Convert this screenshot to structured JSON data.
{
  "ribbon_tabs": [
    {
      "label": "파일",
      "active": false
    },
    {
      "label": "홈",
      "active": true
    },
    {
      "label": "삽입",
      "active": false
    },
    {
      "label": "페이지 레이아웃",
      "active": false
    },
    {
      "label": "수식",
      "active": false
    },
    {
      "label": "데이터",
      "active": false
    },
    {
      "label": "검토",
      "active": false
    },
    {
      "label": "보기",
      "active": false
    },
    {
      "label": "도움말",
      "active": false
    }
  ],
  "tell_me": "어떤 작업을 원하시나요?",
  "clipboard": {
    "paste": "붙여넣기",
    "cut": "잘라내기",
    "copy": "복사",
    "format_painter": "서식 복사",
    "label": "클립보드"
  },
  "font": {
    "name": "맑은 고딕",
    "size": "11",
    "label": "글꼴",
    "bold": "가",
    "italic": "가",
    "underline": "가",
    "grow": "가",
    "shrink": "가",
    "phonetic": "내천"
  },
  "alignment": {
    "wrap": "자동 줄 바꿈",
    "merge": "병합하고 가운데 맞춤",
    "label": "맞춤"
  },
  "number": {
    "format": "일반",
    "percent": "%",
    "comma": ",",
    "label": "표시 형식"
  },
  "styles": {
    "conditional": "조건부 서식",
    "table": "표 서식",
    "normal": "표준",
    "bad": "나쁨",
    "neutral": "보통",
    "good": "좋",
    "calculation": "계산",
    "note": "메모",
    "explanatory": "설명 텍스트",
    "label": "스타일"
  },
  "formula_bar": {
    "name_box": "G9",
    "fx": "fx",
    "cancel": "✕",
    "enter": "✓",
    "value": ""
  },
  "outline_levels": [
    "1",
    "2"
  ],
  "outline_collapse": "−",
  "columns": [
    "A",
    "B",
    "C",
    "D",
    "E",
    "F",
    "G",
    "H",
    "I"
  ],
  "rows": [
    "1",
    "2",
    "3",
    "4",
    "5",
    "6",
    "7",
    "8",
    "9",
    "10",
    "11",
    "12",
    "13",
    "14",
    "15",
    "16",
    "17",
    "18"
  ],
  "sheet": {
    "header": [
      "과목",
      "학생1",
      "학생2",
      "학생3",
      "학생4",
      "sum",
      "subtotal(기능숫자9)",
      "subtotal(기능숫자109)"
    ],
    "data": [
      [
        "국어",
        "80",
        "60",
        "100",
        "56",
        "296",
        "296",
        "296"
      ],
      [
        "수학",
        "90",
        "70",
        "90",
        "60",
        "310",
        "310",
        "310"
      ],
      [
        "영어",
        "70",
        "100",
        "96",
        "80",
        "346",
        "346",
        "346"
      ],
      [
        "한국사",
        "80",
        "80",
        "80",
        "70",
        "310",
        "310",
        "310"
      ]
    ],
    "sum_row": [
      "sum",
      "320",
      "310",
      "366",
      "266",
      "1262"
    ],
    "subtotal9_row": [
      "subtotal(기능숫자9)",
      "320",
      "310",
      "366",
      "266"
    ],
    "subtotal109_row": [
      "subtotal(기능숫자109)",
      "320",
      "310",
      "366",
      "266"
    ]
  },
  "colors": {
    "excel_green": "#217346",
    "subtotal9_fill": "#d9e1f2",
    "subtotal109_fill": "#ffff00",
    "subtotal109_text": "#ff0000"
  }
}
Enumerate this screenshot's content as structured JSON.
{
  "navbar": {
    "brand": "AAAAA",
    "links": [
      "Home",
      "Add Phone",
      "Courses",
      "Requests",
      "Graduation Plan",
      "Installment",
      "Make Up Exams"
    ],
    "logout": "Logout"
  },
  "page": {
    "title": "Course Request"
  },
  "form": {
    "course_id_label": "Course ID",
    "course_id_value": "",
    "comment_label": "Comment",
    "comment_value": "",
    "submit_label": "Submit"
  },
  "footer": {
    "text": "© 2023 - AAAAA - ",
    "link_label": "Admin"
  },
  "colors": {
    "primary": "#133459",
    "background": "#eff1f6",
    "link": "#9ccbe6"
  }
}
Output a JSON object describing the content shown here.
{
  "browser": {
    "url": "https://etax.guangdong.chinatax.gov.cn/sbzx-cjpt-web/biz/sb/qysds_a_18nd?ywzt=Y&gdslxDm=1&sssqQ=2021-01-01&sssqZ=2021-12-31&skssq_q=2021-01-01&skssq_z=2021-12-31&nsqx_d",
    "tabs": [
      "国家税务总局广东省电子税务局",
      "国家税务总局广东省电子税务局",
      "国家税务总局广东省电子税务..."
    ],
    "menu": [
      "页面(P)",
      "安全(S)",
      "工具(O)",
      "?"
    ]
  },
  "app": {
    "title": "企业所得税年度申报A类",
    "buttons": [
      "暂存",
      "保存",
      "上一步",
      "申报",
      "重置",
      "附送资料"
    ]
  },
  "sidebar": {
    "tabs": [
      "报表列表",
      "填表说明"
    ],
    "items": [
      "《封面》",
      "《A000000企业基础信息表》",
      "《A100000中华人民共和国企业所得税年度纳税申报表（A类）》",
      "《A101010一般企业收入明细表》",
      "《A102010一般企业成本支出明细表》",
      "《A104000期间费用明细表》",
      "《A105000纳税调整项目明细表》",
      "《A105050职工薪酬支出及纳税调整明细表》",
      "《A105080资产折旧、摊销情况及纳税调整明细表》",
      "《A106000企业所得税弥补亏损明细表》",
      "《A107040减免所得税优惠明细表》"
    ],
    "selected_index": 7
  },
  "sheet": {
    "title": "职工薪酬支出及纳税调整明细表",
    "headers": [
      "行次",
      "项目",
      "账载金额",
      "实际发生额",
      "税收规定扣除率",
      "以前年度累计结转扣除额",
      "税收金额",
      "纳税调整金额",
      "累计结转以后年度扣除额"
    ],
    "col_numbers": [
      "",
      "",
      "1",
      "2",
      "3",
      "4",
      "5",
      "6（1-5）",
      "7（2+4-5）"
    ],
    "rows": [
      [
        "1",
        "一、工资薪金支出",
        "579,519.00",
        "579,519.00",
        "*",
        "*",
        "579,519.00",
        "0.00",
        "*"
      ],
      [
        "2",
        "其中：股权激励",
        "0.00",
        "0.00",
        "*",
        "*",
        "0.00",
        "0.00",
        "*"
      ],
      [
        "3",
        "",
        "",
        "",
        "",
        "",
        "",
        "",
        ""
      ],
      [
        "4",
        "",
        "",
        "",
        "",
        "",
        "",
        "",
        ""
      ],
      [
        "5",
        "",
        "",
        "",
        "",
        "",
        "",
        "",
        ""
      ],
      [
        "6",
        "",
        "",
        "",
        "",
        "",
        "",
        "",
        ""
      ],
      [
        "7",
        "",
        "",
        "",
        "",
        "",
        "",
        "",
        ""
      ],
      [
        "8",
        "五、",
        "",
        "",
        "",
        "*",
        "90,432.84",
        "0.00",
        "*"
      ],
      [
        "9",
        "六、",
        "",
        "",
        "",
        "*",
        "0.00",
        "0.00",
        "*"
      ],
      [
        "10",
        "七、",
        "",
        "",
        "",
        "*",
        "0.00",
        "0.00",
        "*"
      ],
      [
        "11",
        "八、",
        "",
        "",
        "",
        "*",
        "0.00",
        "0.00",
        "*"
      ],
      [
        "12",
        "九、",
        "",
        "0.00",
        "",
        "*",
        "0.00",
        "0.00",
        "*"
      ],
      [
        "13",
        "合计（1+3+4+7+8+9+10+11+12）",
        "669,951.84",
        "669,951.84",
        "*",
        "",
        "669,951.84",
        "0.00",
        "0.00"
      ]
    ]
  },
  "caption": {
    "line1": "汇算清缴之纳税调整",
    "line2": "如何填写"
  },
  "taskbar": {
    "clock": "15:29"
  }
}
━━━
WHAT YOU WILL DO → Quote the material exactly, leaving nothing out.

RESULT →
Convert this screenshot to structured JSON data.
{
  "ribbon_tabs": [
    {
      "label": "파일",
      "active": false
    },
    {
      "label": "홈",
      "active": true
    },
    {
      "label": "삽입",
      "active": false
    },
    {
      "label": "페이지 레이아웃",
      "active": false
    },
    {
      "label": "수식",
      "active": false
    },
    {
      "label": "데이터",
      "active": false
    },
    {
      "label": "검토",
      "active": false
    },
    {
      "label": "보기",
      "active": false
    },
    {
      "label": "도움말",
      "active": false
    }
  ],
  "tell_me": "어떤 작업을 원하시나요?",
  "clipboard": {
    "paste": "붙여넣기",
    "cut": "잘라내기",
    "copy": "복사",
    "format_painter": "서식 복사",
    "label": "클립보드"
  },
  "font": {
    "name": "맑은 고딕",
    "size": "11",
    "label": "글꼴",
    "bold": "가",
    "italic": "가",
    "underline": "가",
    "grow": "가",
    "shrink": "가",
    "phonetic": "내천"
  },
  "alignment": {
    "wrap": "자동 줄 바꿈",
    "merge": "병합하고 가운데 맞춤",
    "label": "맞춤"
  },
  "number": {
    "format": "일반",
    "percent": "%",
    "comma": ",",
    "label": "표시 형식"
  },
  "styles": {
    "conditional": "조건부 서식",
    "table": "표 서식",
    "normal": "표준",
    "bad": "나쁨",
    "neutral": "보통",
    "good": "좋",
    "calculation": "계산",
    "note": "메모",
    "explanatory": "설명 텍스트",
    "label": "스타일"
  },
  "formula_bar": {
    "name_box": "G9",
    "fx": "fx",
    "cancel": "✕",
    "enter": "✓",
    "value": ""
  },
  "outline_levels": [
    "1",
    "2"
  ],
  "outline_collapse": "−",
  "columns": [
    "A",
    "B",
    "C",
    "D",
    "E",
    "F",
    "G",
    "H",
    "I"
  ],
  "rows": [
    "1",
    "2",
    "3",
    "4",
    "5",
    "6",
    "7",
    "8",
    "9",
    "10",
    "11",
    "12",
    "13",
    "14",
    "15",
    "16",
    "17",
    "18"
  ],
  "sheet": {
    "header": [
      "과목",
      "학생1",
      "학생2",
      "학생3",
      "학생4",
      "sum",
      "subtotal(기능숫자9)",
      "subtotal(기능숫자109)"
    ],
    "data": [
      [
        "국어",
        "80",
        "60",
        "100",
        "56",
        "296",
        "296",
        "296"
      ],
      [
        "수학",
        "90",
        "70",
        "90",
        "60",
        "310",
        "310",
        "310"
      ],
      [
        "영어",
        "70",
        "100",
        "96",
        "80",
        "346",
        "346",
        "346"
      ],
      [
        "한국사",
        "80",
        "80",
        "80",
        "70",
        "310",
        "310",
        "310"
      ]
    ],
    "sum_row": [
      "sum",
      "320",
      "310",
      "366",
      "266",
      "1262"
    ],
    "subtotal9_row": [
      "subtotal(기능숫자9)",
      "320",
      "310",
      "366",
      "266"
    ],
    "subtotal109_row": [
      "subtotal(기능숫자109)",
      "320",
      "310",
      "366",
      "266"
    ]
  },
  "colors": {
    "excel_green": "#217346",
    "subtotal9_fill": "#d9e1f2",
    "subtotal109_fill": "#ffff00",
    "subtotal109_text": "#ff0000"
  }
}
Enumerate this screenshot's content as structured JSON.
{
  "navbar": {
    "brand": "AAAAA",
    "links": [
      "Home",
      "Add Phone",
      "Courses",
      "Requests",
      "Graduation Plan",
      "Installment",
      "Make Up Exams"
    ],
    "logout": "Logout"
  },
  "page": {
    "title": "Course Request"
  },
  "form": {
    "course_id_label": "Course ID",
    "course_id_value": "",
    "comment_label": "Comment",
    "comment_value": "",
    "submit_label": "Submit"
  },
  "footer": {
    "text": "© 2023 - AAAAA - ",
    "link_label": "Admin"
  },
  "colors": {
    "primary": "#133459",
    "background": "#eff1f6",
    "link": "#9ccbe6"
  }
}
Output a JSON object describing the content shown here.
{
  "browser": {
    "url": "https://etax.guangdong.chinatax.gov.cn/sbzx-cjpt-web/biz/sb/qysds_a_18nd?ywzt=Y&gdslxDm=1&sssqQ=2021-01-01&sssqZ=2021-12-31&skssq_q=2021-01-01&skssq_z=2021-12-31&nsqx_d",
    "tabs": [
      "国家税务总局广东省电子税务局",
      "国家税务总局广东省电子税务局",
      "国家税务总局广东省电子税务..."
    ],
    "menu": [
      "页面(P)",
      "安全(S)",
      "工具(O)",
      "?"
    ]
  },
  "app": {
    "title": "企业所得税年度申报A类",
    "buttons": [
      "暂存",
      "保存",
      "上一步",
      "申报",
      "重置",
      "附送资料"
    ]
  },
  "sidebar": {
    "tabs": [
      "报表列表",
      "填表说明"
    ],
    "items": [
      "《封面》",
      "《A000000企业基础信息表》",
      "《A100000中华人民共和国企业所得税年度纳税申报表（A类）》",
      "《A101010一般企业收入明细表》",
      "《A102010一般企业成本支出明细表》",
      "《A104000期间费用明细表》",
      "《A105000纳税调整项目明细表》",
      "《A105050职工薪酬支出及纳税调整明细表》",
      "《A105080资产折旧、摊销情况及纳税调整明细表》",
      "《A106000企业所得税弥补亏损明细表》",
      "《A107040减免所得税优惠明细表》"
    ],
    "selected_index": 7
  },
  "sheet": {
    "title": "职工薪酬支出及纳税调整明细表",
    "headers": [
      "行次",
      "项目",
      "账载金额",
      "实际发生额",
      "税收规定扣除率",
      "以前年度累计结转扣除额",
      "税收金额",
      "纳税调整金额",
      "累计结转以后年度扣除额"
    ],
    "col_numbers": [
      "",
      "",
      "1",
      "2",
      "3",
      "4",
      "5",
      "6（1-5）",
      "7（2+4-5）"
    ],
    "rows": [
      [
        "1",
        "一、工资薪金支出",
        "579,519.00",
        "579,519.00",
        "*",
        "*",
        "579,519.00",
        "0.00",
        "*"
      ],
      [
        "2",
        "其中：股权激励",
        "0.00",
        "0.00",
        "*",
        "*",
        "0.00",
        "0.00",
        "*"
      ],
      [
        "3",
        "",
        "",
        "",
        "",
        "",
        "",
        "",
        ""
      ],
      [
        "4",
        "",
        "",
        "",
        "",
        "",
        "",
        "",
        ""
      ],
      [
        "5",
        "",
        "",
        "",
        "",
        "",
        "",
        "",
        ""
      ],
      [
        "6",
        "",
        "",
        "",
        "",
        "",
        "",
        "",
        ""
      ],
      [
        "7",
        "",
        "",
        "",
        "",
        "",
        "",
        "",
        ""
      ],
      [
        "8",
        "五、",
        "",
        "",
        "",
        "*",
        "90,432.84",
        "0.00",
        "*"
      ],
      [
        "9",
        "六、",
        "",
        "",
        "",
        "*",
        "0.00",
        "0.00",
        "*"
      ],
      [
        "10",
        "七、",
        "",
        "",
        "",
        "*",
        "0.00",
        "0.00",
        "*"
      ],
      [
        "11",
        "八、",
        "",
        "",
        "",
        "*",
        "0.00",
        "0.00",
        "*"
      ],
      [
        "12",
        "九、",
        "",
        "0.00",
        "",
        "*",
        "0.00",
        "0.00",
        "*"
      ],
      [
        "13",
        "合计（1+3+4+7+8+9+10+11+12）",
        "669,951.84",
        "669,951.84",
        "*",
        "",
        "669,951.84",
        "0.00",
        "0.00"
      ]
    ]
  },
  "caption": {
    "line1": "汇算清缴之纳税调整",
    "line2": "如何填写"
  },
  "taskbar": {
    "clock": "15:29"
  }
}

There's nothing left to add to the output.